--- Information shown ---

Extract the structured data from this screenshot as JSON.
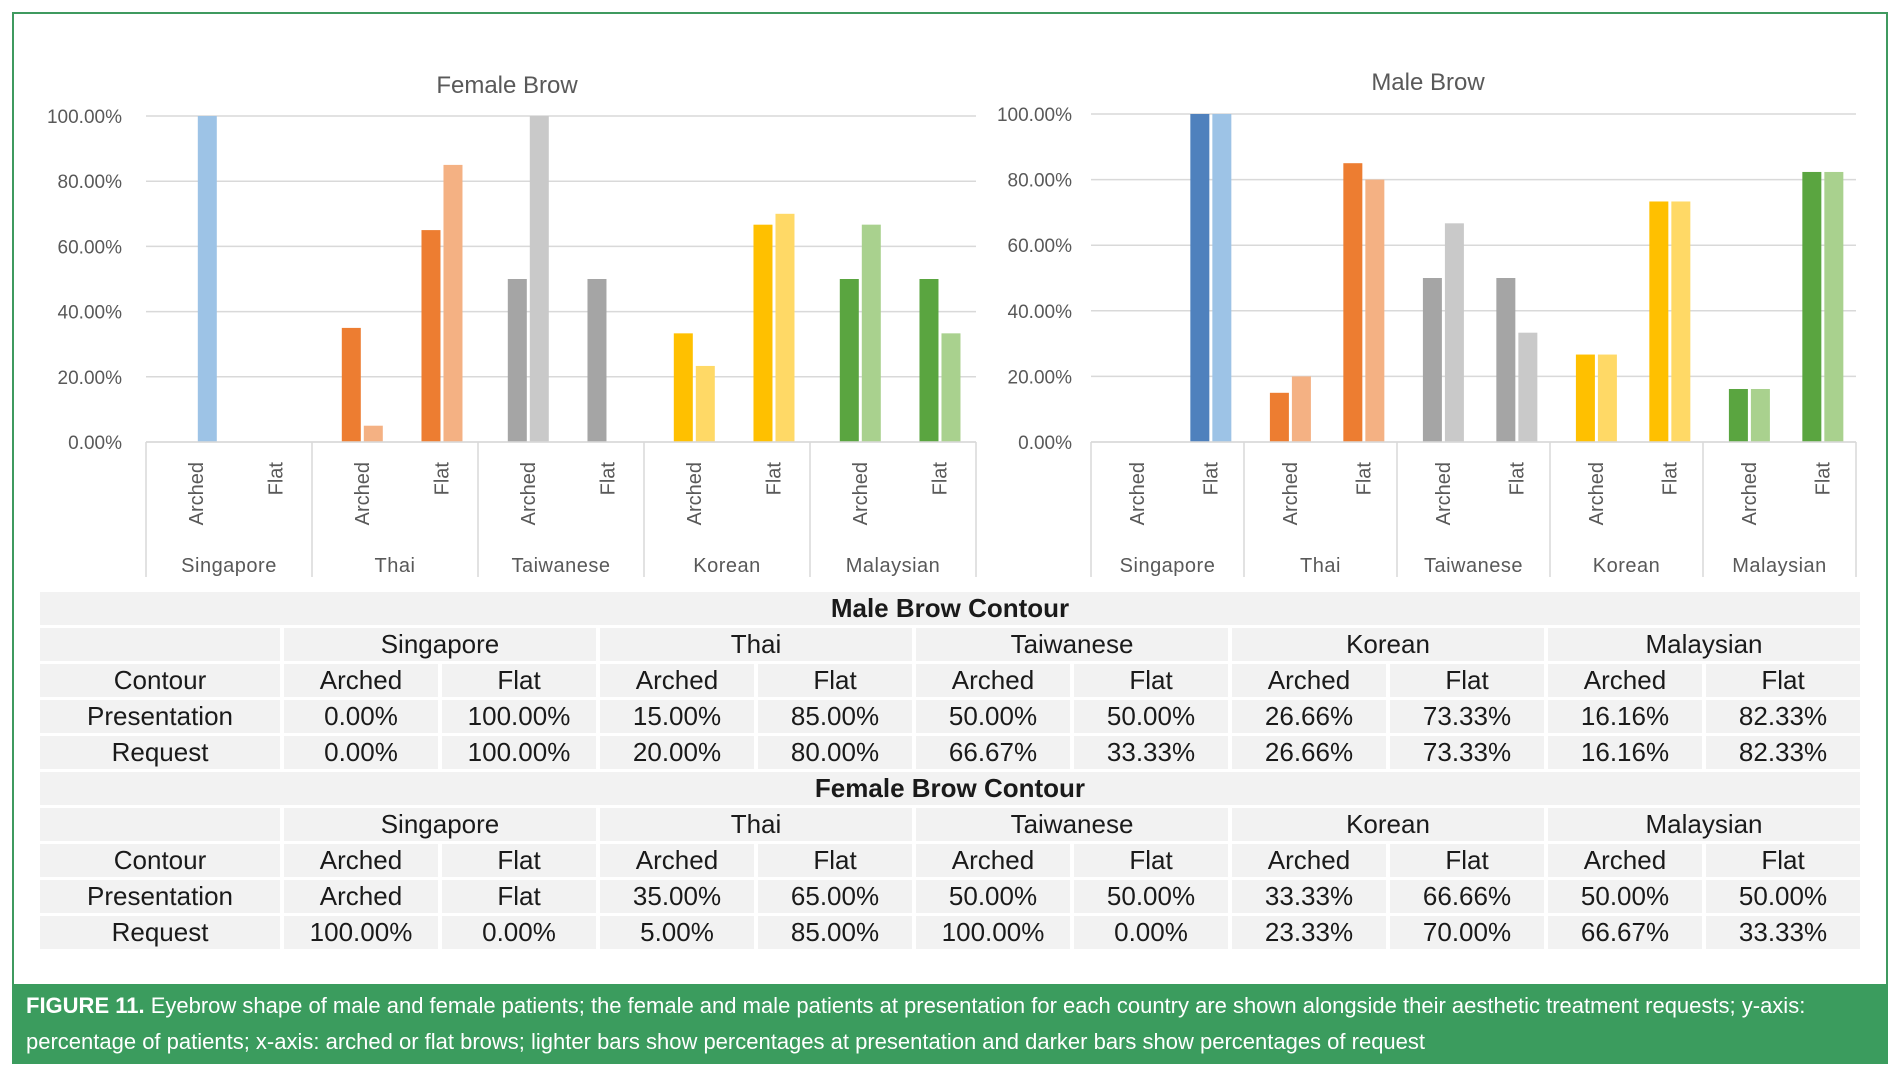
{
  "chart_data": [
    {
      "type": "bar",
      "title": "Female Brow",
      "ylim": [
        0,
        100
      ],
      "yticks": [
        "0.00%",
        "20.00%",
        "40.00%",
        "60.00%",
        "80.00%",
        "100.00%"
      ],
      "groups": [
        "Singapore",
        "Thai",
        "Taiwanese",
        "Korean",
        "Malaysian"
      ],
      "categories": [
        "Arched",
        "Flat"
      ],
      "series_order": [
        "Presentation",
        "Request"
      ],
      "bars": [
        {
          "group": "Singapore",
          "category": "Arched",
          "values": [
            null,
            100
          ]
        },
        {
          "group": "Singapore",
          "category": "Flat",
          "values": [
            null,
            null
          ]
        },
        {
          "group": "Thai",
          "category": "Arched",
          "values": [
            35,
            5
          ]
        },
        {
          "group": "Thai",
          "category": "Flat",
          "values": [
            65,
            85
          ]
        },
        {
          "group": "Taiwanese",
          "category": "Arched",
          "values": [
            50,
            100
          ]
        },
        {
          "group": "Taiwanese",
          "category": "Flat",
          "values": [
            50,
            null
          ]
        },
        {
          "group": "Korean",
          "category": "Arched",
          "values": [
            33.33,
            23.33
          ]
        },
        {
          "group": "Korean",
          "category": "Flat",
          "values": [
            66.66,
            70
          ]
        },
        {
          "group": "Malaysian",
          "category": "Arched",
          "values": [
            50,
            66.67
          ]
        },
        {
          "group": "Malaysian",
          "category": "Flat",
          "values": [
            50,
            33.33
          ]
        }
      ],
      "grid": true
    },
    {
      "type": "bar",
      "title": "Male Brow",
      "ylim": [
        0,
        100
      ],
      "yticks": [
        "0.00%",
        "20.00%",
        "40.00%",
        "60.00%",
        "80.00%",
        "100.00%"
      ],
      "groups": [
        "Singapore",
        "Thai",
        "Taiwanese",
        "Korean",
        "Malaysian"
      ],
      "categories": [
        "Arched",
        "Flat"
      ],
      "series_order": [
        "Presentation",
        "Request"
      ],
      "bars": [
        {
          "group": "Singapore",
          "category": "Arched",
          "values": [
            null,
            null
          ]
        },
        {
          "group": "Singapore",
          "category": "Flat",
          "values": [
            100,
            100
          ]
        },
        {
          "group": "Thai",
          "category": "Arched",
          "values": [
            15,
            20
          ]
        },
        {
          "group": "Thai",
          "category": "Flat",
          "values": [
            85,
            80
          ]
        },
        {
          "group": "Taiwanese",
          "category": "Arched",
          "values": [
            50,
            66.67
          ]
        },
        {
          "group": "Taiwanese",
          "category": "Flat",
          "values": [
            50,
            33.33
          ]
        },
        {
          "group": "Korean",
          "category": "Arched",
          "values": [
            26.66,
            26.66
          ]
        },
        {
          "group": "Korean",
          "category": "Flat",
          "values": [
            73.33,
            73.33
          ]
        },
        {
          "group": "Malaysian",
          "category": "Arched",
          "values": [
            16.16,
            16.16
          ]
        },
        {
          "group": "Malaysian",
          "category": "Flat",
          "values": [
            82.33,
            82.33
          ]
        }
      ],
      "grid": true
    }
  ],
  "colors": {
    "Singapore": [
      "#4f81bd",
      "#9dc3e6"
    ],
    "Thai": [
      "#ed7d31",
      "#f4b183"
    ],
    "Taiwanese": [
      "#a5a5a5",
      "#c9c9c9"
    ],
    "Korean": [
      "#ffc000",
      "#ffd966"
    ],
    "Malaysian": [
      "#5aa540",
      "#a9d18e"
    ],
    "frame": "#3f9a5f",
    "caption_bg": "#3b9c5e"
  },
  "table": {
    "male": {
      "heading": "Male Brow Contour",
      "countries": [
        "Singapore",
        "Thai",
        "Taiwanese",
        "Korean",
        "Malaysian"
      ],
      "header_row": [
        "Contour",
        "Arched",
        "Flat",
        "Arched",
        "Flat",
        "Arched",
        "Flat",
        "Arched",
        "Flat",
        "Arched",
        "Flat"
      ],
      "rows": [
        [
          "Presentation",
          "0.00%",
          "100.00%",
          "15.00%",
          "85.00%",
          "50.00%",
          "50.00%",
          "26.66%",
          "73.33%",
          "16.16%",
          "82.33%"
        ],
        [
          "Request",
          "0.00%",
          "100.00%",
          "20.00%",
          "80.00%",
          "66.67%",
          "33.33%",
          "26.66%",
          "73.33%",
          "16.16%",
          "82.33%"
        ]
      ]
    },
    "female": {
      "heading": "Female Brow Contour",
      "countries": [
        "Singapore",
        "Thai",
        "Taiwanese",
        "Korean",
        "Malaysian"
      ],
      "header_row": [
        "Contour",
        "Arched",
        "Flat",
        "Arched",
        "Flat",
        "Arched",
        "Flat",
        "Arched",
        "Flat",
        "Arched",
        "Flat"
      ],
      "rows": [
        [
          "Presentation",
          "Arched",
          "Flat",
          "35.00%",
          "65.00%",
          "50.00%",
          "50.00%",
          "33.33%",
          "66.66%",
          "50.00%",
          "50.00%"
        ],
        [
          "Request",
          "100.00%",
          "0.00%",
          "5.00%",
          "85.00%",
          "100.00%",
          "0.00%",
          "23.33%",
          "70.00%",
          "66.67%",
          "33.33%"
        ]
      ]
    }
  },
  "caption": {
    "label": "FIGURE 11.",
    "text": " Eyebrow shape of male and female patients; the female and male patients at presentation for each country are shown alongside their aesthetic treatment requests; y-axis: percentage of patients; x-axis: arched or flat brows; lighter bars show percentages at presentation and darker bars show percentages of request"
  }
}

---
--- Information shown ---

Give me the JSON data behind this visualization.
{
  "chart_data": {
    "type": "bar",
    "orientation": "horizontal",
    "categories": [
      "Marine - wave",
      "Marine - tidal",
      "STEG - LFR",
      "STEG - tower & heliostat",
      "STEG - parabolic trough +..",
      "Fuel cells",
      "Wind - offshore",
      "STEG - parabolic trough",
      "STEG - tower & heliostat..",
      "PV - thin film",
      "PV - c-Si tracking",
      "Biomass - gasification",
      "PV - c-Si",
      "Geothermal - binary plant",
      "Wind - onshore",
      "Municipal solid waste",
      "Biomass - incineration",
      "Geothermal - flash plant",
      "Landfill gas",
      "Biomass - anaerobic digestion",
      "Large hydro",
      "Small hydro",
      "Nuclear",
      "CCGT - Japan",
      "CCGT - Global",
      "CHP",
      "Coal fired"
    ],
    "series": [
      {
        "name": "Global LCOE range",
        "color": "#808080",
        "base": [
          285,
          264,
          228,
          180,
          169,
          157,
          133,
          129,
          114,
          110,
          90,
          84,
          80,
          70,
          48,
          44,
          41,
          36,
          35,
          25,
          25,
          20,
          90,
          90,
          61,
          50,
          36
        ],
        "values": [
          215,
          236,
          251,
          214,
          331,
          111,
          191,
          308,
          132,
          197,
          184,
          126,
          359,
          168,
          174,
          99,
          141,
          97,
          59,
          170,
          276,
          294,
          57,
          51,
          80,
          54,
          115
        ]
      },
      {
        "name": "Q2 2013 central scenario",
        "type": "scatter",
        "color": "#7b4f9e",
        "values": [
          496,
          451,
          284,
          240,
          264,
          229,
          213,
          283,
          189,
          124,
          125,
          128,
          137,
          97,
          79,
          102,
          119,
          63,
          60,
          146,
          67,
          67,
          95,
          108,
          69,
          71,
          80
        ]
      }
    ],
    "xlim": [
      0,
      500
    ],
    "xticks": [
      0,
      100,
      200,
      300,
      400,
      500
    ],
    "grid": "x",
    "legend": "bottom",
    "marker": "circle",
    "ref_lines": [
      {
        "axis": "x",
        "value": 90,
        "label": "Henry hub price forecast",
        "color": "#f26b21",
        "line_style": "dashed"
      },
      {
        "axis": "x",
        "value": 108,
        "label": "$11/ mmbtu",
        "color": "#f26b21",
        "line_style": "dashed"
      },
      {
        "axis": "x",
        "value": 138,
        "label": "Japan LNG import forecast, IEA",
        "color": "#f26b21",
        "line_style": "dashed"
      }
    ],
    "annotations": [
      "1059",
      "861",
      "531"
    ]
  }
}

---

Instructions for the task:
The word "Japan": say how many lines of the records hold it, and give nothing but the number.

Expected answer:
2